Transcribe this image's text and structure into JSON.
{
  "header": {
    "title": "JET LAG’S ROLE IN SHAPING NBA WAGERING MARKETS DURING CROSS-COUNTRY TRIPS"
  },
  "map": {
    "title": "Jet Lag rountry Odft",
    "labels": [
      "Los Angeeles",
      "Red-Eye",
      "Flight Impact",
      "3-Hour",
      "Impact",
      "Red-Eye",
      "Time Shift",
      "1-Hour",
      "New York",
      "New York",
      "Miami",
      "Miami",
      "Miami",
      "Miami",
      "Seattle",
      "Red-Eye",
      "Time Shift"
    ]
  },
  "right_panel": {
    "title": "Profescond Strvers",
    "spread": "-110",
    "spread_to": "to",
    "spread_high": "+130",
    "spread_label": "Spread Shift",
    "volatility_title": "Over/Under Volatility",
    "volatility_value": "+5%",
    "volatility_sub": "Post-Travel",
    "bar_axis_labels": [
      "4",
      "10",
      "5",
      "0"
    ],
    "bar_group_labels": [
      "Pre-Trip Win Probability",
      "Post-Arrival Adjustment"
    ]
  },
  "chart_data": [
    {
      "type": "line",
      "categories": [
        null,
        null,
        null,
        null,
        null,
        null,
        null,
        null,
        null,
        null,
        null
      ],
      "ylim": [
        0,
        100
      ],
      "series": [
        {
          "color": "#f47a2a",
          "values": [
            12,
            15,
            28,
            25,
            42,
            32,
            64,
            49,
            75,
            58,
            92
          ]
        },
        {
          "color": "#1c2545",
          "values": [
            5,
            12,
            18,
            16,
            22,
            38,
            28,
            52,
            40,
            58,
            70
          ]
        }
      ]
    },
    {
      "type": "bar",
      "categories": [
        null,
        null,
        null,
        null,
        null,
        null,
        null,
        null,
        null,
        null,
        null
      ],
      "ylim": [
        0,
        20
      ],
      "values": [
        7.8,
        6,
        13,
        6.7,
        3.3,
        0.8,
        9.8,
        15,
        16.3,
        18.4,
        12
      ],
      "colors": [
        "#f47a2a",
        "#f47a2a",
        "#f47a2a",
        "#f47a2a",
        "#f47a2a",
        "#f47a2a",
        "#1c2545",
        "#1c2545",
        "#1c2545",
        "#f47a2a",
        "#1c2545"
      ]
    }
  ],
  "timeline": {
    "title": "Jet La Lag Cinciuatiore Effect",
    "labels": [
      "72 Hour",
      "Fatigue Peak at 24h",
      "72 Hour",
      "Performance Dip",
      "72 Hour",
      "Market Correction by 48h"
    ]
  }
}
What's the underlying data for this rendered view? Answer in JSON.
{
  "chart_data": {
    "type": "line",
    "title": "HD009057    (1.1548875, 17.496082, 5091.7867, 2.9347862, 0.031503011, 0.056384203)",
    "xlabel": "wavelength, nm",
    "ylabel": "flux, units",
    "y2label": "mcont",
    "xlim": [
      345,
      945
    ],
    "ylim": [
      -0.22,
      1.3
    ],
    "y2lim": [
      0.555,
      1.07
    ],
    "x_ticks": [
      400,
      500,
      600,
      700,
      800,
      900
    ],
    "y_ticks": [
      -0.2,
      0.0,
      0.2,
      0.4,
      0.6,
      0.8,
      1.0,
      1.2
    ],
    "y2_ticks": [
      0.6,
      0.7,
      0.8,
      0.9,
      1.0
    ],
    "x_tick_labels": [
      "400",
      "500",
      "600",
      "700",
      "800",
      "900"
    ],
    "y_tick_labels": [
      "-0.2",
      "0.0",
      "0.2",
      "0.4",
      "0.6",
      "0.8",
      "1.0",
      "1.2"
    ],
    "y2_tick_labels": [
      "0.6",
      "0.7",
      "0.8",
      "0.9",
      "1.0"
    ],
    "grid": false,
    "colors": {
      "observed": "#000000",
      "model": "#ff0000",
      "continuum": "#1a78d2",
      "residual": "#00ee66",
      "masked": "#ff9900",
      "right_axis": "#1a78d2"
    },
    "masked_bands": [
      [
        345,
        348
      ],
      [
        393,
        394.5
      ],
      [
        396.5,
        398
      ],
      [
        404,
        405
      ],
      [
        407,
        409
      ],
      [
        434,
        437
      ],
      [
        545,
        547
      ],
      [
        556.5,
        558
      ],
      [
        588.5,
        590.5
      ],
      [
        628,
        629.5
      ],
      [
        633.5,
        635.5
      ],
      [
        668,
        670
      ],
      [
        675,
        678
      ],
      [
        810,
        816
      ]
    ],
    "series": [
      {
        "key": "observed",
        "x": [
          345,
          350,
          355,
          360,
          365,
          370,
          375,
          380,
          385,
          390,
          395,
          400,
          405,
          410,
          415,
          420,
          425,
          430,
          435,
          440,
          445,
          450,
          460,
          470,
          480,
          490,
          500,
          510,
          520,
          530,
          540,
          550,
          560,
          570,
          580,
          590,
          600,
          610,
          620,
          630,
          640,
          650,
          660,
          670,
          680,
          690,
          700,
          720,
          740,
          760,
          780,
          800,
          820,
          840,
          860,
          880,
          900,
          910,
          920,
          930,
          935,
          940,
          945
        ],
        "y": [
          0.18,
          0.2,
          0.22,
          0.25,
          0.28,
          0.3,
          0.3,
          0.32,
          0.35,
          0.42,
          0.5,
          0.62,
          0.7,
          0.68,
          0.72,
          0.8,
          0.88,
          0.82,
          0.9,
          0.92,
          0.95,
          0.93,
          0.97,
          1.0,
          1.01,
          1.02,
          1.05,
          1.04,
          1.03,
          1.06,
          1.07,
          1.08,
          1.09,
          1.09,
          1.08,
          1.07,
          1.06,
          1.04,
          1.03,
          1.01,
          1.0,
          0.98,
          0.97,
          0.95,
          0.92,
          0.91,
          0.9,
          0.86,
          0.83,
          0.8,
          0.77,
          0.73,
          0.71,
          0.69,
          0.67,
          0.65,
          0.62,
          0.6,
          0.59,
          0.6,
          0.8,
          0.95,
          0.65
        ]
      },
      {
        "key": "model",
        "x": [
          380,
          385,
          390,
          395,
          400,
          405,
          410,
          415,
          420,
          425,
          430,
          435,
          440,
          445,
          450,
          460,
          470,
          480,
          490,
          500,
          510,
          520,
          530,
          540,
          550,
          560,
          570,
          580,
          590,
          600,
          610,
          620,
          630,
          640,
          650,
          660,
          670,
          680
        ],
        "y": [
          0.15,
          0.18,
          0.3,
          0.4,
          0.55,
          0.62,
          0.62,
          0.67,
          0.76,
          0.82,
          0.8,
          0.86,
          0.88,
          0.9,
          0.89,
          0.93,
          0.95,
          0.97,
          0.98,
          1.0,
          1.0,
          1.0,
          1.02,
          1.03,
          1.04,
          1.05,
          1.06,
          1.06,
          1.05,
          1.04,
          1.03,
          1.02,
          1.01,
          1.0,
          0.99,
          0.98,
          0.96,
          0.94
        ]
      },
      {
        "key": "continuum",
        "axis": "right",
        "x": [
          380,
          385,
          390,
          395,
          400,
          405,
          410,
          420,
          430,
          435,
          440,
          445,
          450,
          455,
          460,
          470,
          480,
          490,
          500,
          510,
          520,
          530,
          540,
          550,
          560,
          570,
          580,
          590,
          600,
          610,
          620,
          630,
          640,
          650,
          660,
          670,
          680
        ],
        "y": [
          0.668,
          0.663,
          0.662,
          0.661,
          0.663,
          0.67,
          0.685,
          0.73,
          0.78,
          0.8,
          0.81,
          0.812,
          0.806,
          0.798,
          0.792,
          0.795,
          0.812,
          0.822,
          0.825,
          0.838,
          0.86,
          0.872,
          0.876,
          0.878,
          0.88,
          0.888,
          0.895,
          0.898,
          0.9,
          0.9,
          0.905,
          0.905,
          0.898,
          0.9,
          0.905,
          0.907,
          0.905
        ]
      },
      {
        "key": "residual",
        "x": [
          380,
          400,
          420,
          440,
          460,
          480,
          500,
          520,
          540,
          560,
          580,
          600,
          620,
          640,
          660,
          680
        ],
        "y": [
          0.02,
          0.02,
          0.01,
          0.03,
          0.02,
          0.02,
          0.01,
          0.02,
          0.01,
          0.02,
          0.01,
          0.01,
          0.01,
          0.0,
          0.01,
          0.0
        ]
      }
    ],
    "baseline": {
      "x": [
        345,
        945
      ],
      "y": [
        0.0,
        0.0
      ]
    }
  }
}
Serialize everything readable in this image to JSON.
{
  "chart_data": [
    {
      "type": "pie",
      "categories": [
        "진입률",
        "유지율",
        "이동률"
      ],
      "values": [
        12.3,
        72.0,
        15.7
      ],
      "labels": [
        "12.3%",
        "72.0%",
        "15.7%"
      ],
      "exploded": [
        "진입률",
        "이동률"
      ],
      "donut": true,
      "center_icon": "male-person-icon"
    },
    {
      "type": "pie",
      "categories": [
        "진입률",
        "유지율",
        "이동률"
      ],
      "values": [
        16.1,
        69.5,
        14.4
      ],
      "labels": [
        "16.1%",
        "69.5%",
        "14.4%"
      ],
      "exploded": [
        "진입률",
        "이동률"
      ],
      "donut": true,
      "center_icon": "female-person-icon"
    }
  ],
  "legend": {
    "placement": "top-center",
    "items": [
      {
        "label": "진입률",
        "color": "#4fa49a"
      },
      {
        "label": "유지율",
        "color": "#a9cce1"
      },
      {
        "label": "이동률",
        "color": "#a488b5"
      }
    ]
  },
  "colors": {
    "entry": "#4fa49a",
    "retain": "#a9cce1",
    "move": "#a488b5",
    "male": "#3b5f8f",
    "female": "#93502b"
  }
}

=-=-=-=-=

> _To do_: Take the lines from the one containing "Serialize everything readable" to the last line of the material above and write them out exactly.

> _Result of this task_:
Serialize everything readable in this image to JSON.
{
  "chart_data": [
    {
      "type": "pie",
      "categories": [
        "진입률",
        "유지율",
        "이동률"
      ],
      "values": [
        12.3,
        72.0,
        15.7
      ],
      "labels": [
        "12.3%",
        "72.0%",
        "15.7%"
      ],
      "exploded": [
        "진입률",
        "이동률"
      ],
      "donut": true,
      "center_icon": "male-person-icon"
    },
    {
      "type": "pie",
      "categories": [
        "진입률",
        "유지율",
        "이동률"
      ],
      "values": [
        16.1,
        69.5,
        14.4
      ],
      "labels": [
        "16.1%",
        "69.5%",
        "14.4%"
      ],
      "exploded": [
        "진입률",
        "이동률"
      ],
      "donut": true,
      "center_icon": "female-person-icon"
    }
  ],
  "legend": {
    "placement": "top-center",
    "items": [
      {
        "label": "진입률",
        "color": "#4fa49a"
      },
      {
        "label": "유지율",
        "color": "#a9cce1"
      },
      {
        "label": "이동률",
        "color": "#a488b5"
      }
    ]
  },
  "colors": {
    "entry": "#4fa49a",
    "retain": "#a9cce1",
    "move": "#a488b5",
    "male": "#3b5f8f",
    "female": "#93502b"
  }
}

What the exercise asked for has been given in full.